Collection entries
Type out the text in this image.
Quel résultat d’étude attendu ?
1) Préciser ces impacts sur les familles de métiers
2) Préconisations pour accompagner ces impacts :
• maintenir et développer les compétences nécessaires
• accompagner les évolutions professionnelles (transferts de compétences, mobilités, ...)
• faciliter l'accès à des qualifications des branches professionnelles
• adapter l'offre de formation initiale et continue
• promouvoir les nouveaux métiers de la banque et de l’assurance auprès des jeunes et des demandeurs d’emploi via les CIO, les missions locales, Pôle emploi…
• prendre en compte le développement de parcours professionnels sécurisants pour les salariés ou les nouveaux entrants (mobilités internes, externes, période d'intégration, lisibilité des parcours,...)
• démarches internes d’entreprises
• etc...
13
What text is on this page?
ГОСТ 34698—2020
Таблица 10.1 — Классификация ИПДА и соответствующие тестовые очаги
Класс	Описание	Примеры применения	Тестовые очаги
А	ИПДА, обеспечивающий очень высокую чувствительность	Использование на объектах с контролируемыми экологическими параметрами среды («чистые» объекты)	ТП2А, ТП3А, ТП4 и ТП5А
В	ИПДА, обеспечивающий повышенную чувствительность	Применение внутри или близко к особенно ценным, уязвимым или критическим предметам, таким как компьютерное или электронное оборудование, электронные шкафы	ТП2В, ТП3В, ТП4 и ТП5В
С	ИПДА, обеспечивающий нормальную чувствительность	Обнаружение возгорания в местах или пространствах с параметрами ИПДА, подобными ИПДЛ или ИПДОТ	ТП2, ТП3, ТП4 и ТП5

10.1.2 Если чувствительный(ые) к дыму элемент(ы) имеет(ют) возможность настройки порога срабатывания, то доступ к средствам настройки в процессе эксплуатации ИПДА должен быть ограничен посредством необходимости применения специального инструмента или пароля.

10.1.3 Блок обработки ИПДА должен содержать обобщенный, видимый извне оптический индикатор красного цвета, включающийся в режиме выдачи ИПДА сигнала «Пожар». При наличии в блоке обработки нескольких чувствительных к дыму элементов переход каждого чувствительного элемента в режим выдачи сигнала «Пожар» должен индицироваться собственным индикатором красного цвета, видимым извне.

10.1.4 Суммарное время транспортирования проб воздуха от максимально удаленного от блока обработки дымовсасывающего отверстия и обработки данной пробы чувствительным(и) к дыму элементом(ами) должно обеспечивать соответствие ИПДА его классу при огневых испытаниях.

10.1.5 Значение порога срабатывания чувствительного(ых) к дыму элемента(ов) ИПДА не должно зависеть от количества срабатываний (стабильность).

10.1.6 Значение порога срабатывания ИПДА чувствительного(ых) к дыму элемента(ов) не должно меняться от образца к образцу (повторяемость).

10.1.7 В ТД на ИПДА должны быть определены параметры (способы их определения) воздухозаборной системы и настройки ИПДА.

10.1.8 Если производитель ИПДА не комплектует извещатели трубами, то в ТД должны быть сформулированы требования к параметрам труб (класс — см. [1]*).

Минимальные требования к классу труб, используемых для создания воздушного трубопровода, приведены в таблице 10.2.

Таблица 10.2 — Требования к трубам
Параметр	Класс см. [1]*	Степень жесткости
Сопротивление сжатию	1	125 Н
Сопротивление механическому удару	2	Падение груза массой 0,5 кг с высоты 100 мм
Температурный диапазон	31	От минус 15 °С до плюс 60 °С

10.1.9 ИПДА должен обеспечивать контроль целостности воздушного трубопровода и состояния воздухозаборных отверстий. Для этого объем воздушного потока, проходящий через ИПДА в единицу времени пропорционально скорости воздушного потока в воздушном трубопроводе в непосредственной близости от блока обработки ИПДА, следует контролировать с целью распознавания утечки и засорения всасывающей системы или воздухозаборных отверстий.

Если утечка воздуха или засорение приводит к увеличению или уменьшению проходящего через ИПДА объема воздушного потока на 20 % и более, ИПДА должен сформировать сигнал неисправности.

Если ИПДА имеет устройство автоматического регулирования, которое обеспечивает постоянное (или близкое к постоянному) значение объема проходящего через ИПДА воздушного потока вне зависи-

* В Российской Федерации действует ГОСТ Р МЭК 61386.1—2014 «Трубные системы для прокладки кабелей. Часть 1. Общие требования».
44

Given task =
Give the data again, exactly as it stands.

Answer below =
Type out the text in this image.
Quel résultat d’étude attendu ?
1) Préciser ces impacts sur les familles de métiers
2) Préconisations pour accompagner ces impacts :
• maintenir et développer les compétences nécessaires
• accompagner les évolutions professionnelles (transferts de compétences, mobilités, ...)
• faciliter l'accès à des qualifications des branches professionnelles
• adapter l'offre de formation initiale et continue
• promouvoir les nouveaux métiers de la banque et de l’assurance auprès des jeunes et des demandeurs d’emploi via les CIO, les missions locales, Pôle emploi…
• prendre en compte le développement de parcours professionnels sécurisants pour les salariés ou les nouveaux entrants (mobilités internes, externes, période d'intégration, lisibilité des parcours,...)
• démarches internes d’entreprises
• etc...
13
What text is on this page?
ГОСТ 34698—2020
Таблица 10.1 — Классификация ИПДА и соответствующие тестовые очаги
Класс	Описание	Примеры применения	Тестовые очаги
А	ИПДА, обеспечивающий очень высокую чувствительность	Использование на объектах с контролируемыми экологическими параметрами среды («чистые» объекты)	ТП2А, ТП3А, ТП4 и ТП5А
В	ИПДА, обеспечивающий повышенную чувствительность	Применение внутри или близко к особенно ценным, уязвимым или критическим предметам, таким как компьютерное или электронное оборудование, электронные шкафы	ТП2В, ТП3В, ТП4 и ТП5В
С	ИПДА, обеспечивающий нормальную чувствительность	Обнаружение возгорания в местах или пространствах с параметрами ИПДА, подобными ИПДЛ или ИПДОТ	ТП2, ТП3, ТП4 и ТП5

10.1.2 Если чувствительный(ые) к дыму элемент(ы) имеет(ют) возможность настройки порога срабатывания, то доступ к средствам настройки в процессе эксплуатации ИПДА должен быть ограничен посредством необходимости применения специального инструмента или пароля.

10.1.3 Блок обработки ИПДА должен содержать обобщенный, видимый извне оптический индикатор красного цвета, включающийся в режиме выдачи ИПДА сигнала «Пожар». При наличии в блоке обработки нескольких чувствительных к дыму элементов переход каждого чувствительного элемента в режим выдачи сигнала «Пожар» должен индицироваться собственным индикатором красного цвета, видимым извне.

10.1.4 Суммарное время транспортирования проб воздуха от максимально удаленного от блока обработки дымовсасывающего отверстия и обработки данной пробы чувствительным(и) к дыму элементом(ами) должно обеспечивать соответствие ИПДА его классу при огневых испытаниях.

10.1.5 Значение порога срабатывания чувствительного(ых) к дыму элемента(ов) ИПДА не должно зависеть от количества срабатываний (стабильность).

10.1.6 Значение порога срабатывания ИПДА чувствительного(ых) к дыму элемента(ов) не должно меняться от образца к образцу (повторяемость).

10.1.7 В ТД на ИПДА должны быть определены параметры (способы их определения) воздухозаборной системы и настройки ИПДА.

10.1.8 Если производитель ИПДА не комплектует извещатели трубами, то в ТД должны быть сформулированы требования к параметрам труб (класс — см. [1]*).

Минимальные требования к классу труб, используемых для создания воздушного трубопровода, приведены в таблице 10.2.

Таблица 10.2 — Требования к трубам
Параметр	Класс см. [1]*	Степень жесткости
Сопротивление сжатию	1	125 Н
Сопротивление механическому удару	2	Падение груза массой 0,5 кг с высоты 100 мм
Температурный диапазон	31	От минус 15 °С до плюс 60 °С

10.1.9 ИПДА должен обеспечивать контроль целостности воздушного трубопровода и состояния воздухозаборных отверстий. Для этого объем воздушного потока, проходящий через ИПДА в единицу времени пропорционально скорости воздушного потока в воздушном трубопроводе в непосредственной близости от блока обработки ИПДА, следует контролировать с целью распознавания утечки и засорения всасывающей системы или воздухозаборных отверстий.

Если утечка воздуха или засорение приводит к увеличению или уменьшению проходящего через ИПДА объема воздушного потока на 20 % и более, ИПДА должен сформировать сигнал неисправности.

Если ИПДА имеет устройство автоматического регулирования, которое обеспечивает постоянное (или близкое к постоянному) значение объема проходящего через ИПДА воздушного потока вне зависи-

* В Российской Федерации действует ГОСТ Р МЭК 61386.1—2014 «Трубные системы для прокладки кабелей. Часть 1. Общие требования».
44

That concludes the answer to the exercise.